+++ Data shown
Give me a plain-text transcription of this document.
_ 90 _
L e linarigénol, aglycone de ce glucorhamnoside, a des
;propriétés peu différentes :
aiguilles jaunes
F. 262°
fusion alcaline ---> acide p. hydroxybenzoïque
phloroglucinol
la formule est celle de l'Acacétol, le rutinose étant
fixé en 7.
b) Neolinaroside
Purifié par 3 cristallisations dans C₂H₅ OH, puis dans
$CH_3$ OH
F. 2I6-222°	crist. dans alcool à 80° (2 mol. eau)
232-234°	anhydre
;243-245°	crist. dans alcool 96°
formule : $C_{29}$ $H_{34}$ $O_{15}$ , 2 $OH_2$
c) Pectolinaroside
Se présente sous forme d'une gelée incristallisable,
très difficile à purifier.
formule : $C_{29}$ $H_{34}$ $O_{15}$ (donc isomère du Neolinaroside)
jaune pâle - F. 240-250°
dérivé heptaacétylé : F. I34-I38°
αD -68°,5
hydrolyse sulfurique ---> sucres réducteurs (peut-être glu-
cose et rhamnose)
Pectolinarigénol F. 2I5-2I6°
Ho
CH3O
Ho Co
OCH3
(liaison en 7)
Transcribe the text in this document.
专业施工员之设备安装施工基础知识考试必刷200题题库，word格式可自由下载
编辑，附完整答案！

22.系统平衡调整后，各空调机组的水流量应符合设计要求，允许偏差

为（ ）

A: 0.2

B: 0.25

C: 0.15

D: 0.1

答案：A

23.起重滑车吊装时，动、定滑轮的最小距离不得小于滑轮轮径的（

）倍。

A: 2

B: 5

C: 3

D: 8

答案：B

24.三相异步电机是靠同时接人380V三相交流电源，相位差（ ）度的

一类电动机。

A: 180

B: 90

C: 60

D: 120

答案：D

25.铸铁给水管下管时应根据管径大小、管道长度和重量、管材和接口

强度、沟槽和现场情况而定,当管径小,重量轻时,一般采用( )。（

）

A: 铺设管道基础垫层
++++++
Exercise description: Make an exact copy of the data above.

Result of this task:
Give me a plain-text transcription of this document.
_ 90 _
L e linarigénol, aglycone de ce glucorhamnoside, a des
;propriétés peu différentes :
aiguilles jaunes
F. 262°
fusion alcaline ---> acide p. hydroxybenzoïque
phloroglucinol
la formule est celle de l'Acacétol, le rutinose étant
fixé en 7.
b) Neolinaroside
Purifié par 3 cristallisations dans C₂H₅ OH, puis dans
$CH_3$ OH
F. 2I6-222°	crist. dans alcool à 80° (2 mol. eau)
232-234°	anhydre
;243-245°	crist. dans alcool 96°
formule : $C_{29}$ $H_{34}$ $O_{15}$ , 2 $OH_2$
c) Pectolinaroside
Se présente sous forme d'une gelée incristallisable,
très difficile à purifier.
formule : $C_{29}$ $H_{34}$ $O_{15}$ (donc isomère du Neolinaroside)
jaune pâle - F. 240-250°
dérivé heptaacétylé : F. I34-I38°
αD -68°,5
hydrolyse sulfurique ---> sucres réducteurs (peut-être glu-
cose et rhamnose)
Pectolinarigénol F. 2I5-2I6°
Ho
CH3O
Ho Co
OCH3
(liaison en 7)
Transcribe the text in this document.
专业施工员之设备安装施工基础知识考试必刷200题题库，word格式可自由下载
编辑，附完整答案！

22.系统平衡调整后，各空调机组的水流量应符合设计要求，允许偏差

为（ ）

A: 0.2

B: 0.25

C: 0.15

D: 0.1

答案：A

23.起重滑车吊装时，动、定滑轮的最小距离不得小于滑轮轮径的（

）倍。

A: 2

B: 5

C: 3

D: 8

答案：B

24.三相异步电机是靠同时接人380V三相交流电源，相位差（ ）度的

一类电动机。

A: 180

B: 90

C: 60

D: 120

答案：D

25.铸铁给水管下管时应根据管径大小、管道长度和重量、管材和接口

强度、沟槽和现场情况而定,当管径小,重量轻时,一般采用( )。（

）

A: 铺设管道基础垫层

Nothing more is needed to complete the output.